┌────────

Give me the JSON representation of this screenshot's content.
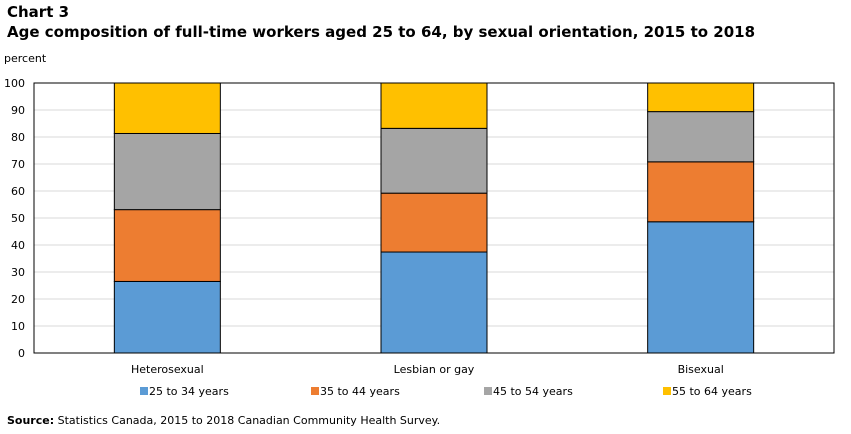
{
  "header": {
    "chart_number": "Chart 3",
    "title": "Age composition of full-time workers aged 25 to 64, by sexual orientation, 2015 to 2018"
  },
  "source": {
    "label": "Source:",
    "text": " Statistics Canada, 2015 to 2018 Canadian Community Health Survey."
  },
  "colors": {
    "25 to 34 years": "#5b9bd5",
    "35 to 44 years": "#ed7d31",
    "45 to 54 years": "#a5a5a5",
    "55 to 64 years": "#ffc000"
  },
  "chart_data": {
    "type": "bar",
    "stacked": true,
    "title": "Age composition of full-time workers aged 25 to 64, by sexual orientation, 2015 to 2018",
    "xlabel": "",
    "ylabel": "percent",
    "ylim": [
      0,
      100
    ],
    "yticks": [
      0,
      10,
      20,
      30,
      40,
      50,
      60,
      70,
      80,
      90,
      100
    ],
    "grid": true,
    "legend_position": "bottom",
    "categories": [
      "Heterosexual",
      "Lesbian or gay",
      "Bisexual"
    ],
    "series": [
      {
        "name": "25 to 34 years",
        "values": [
          26.5,
          37.4,
          48.6
        ]
      },
      {
        "name": "35 to 44 years",
        "values": [
          26.6,
          21.8,
          22.2
        ]
      },
      {
        "name": "45 to 54 years",
        "values": [
          28.2,
          24.0,
          18.6
        ]
      },
      {
        "name": "55 to 64 years",
        "values": [
          18.7,
          16.8,
          10.6
        ]
      }
    ]
  }
}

└────────

Instructions to follow
Leave out the pictures and return every record word for word.

Answer
Give me the JSON representation of this screenshot's content.
{
  "header": {
    "chart_number": "Chart 3",
    "title": "Age composition of full-time workers aged 25 to 64, by sexual orientation, 2015 to 2018"
  },
  "source": {
    "label": "Source:",
    "text": " Statistics Canada, 2015 to 2018 Canadian Community Health Survey."
  },
  "colors": {
    "25 to 34 years": "#5b9bd5",
    "35 to 44 years": "#ed7d31",
    "45 to 54 years": "#a5a5a5",
    "55 to 64 years": "#ffc000"
  },
  "chart_data": {
    "type": "bar",
    "stacked": true,
    "title": "Age composition of full-time workers aged 25 to 64, by sexual orientation, 2015 to 2018",
    "xlabel": "",
    "ylabel": "percent",
    "ylim": [
      0,
      100
    ],
    "yticks": [
      0,
      10,
      20,
      30,
      40,
      50,
      60,
      70,
      80,
      90,
      100
    ],
    "grid": true,
    "legend_position": "bottom",
    "categories": [
      "Heterosexual",
      "Lesbian or gay",
      "Bisexual"
    ],
    "series": [
      {
        "name": "25 to 34 years",
        "values": [
          26.5,
          37.4,
          48.6
        ]
      },
      {
        "name": "35 to 44 years",
        "values": [
          26.6,
          21.8,
          22.2
        ]
      },
      {
        "name": "45 to 54 years",
        "values": [
          28.2,
          24.0,
          18.6
        ]
      },
      {
        "name": "55 to 64 years",
        "values": [
          18.7,
          16.8,
          10.6
        ]
      }
    ]
  }
}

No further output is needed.